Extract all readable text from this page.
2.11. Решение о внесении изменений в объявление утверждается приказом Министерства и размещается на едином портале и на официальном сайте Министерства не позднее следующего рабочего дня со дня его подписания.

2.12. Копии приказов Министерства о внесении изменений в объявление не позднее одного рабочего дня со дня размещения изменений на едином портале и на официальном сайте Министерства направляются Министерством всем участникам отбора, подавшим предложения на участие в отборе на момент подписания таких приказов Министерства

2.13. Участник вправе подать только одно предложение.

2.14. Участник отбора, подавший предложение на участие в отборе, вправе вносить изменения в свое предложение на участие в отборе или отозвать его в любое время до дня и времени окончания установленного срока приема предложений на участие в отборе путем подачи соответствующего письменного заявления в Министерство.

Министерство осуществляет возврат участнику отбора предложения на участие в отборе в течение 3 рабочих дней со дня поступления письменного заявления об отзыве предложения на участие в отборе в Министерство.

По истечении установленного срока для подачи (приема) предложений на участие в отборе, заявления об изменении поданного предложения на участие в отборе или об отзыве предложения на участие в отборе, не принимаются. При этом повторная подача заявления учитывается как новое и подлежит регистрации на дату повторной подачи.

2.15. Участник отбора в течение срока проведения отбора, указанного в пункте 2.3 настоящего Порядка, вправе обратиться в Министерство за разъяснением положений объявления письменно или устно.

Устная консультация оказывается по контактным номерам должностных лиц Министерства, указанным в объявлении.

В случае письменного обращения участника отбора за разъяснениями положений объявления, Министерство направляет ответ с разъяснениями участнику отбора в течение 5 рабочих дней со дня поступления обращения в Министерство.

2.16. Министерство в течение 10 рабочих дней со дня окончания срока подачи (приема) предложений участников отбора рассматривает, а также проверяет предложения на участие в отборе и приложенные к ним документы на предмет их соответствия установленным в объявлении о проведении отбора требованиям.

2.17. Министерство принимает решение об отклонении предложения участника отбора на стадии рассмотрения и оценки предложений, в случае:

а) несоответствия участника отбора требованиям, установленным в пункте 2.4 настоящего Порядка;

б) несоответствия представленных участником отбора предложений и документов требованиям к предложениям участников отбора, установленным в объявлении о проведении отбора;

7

__________________________________________________

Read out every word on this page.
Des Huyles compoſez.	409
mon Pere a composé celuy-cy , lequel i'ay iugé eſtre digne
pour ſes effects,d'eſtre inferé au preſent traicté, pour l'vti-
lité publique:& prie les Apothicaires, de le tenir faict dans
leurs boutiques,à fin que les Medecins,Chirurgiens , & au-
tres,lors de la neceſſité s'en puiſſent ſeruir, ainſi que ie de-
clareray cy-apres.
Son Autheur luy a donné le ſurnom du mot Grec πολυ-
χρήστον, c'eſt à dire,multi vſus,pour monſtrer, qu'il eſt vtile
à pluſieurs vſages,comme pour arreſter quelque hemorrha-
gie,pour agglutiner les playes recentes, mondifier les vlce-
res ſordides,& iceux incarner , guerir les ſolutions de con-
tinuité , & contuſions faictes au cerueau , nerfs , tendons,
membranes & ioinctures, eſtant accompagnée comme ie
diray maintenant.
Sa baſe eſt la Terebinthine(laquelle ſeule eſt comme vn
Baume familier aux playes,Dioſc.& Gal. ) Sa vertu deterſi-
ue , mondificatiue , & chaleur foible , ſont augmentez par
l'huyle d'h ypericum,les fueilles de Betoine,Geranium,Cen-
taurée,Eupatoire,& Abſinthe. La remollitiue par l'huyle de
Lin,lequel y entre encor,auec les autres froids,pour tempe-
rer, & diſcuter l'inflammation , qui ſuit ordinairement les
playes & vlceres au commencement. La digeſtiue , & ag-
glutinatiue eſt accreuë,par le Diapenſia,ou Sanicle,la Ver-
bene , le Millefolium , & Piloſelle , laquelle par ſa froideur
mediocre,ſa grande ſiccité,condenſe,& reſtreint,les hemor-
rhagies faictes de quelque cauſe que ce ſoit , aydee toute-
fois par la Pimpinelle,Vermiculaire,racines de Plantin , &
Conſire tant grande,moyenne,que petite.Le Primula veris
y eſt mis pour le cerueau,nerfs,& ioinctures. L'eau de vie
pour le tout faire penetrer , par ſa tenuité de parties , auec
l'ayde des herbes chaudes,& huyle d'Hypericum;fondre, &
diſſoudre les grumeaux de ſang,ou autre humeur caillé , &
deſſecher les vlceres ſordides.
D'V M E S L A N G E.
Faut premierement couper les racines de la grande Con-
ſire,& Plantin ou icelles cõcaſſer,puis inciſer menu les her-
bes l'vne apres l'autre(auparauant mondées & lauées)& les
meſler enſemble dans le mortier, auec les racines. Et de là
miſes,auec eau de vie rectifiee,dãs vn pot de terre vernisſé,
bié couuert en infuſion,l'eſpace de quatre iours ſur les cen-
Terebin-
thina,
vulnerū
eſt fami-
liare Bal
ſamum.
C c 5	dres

__________________________________________________

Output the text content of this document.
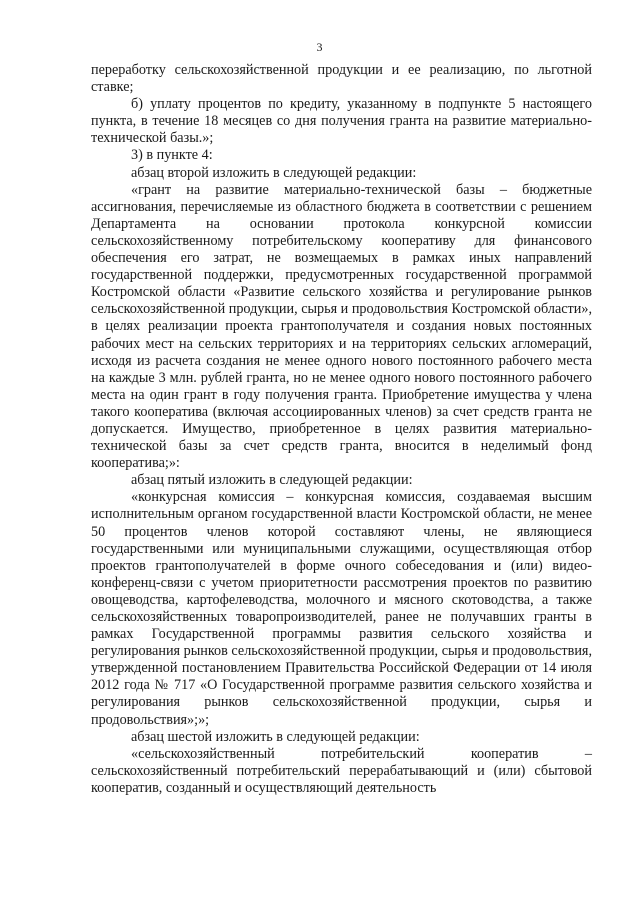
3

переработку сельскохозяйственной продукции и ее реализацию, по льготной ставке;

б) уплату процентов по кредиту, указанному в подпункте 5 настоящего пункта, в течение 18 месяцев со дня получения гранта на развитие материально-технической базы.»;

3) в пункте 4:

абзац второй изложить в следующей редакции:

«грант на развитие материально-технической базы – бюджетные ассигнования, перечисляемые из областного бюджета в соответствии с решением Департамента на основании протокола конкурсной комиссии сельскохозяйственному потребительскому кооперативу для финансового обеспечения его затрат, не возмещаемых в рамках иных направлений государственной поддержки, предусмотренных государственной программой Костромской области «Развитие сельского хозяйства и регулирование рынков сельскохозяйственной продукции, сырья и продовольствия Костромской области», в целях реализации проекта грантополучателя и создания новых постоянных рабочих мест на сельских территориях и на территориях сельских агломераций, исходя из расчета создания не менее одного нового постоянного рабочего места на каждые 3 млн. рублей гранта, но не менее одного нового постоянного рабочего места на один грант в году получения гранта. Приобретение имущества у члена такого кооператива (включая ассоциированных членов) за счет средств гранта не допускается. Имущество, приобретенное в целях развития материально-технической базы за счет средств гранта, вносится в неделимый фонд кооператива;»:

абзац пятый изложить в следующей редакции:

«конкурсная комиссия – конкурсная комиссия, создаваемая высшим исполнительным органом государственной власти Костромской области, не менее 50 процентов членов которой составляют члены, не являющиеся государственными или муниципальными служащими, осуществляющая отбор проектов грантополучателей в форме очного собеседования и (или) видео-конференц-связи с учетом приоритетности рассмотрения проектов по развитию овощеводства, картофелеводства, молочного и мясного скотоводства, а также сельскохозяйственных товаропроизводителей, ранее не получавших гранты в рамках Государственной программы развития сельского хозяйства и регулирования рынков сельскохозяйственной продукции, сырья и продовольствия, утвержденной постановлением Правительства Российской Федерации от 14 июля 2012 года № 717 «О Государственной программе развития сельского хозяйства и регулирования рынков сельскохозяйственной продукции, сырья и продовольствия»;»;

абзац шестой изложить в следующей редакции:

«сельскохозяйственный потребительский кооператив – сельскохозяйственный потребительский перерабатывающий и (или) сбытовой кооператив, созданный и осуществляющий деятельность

__________________________________________________

SET PROBLEM >>
Look through the entries above for the word "cerueau". Copy every line where it shows up.

WRITTEN REPLY >>
tinuité , & contuſions faictes au cerueau , nerfs , tendons,
y eſt mis pour le cerueau,nerfs,& ioinctures. L'eau de vie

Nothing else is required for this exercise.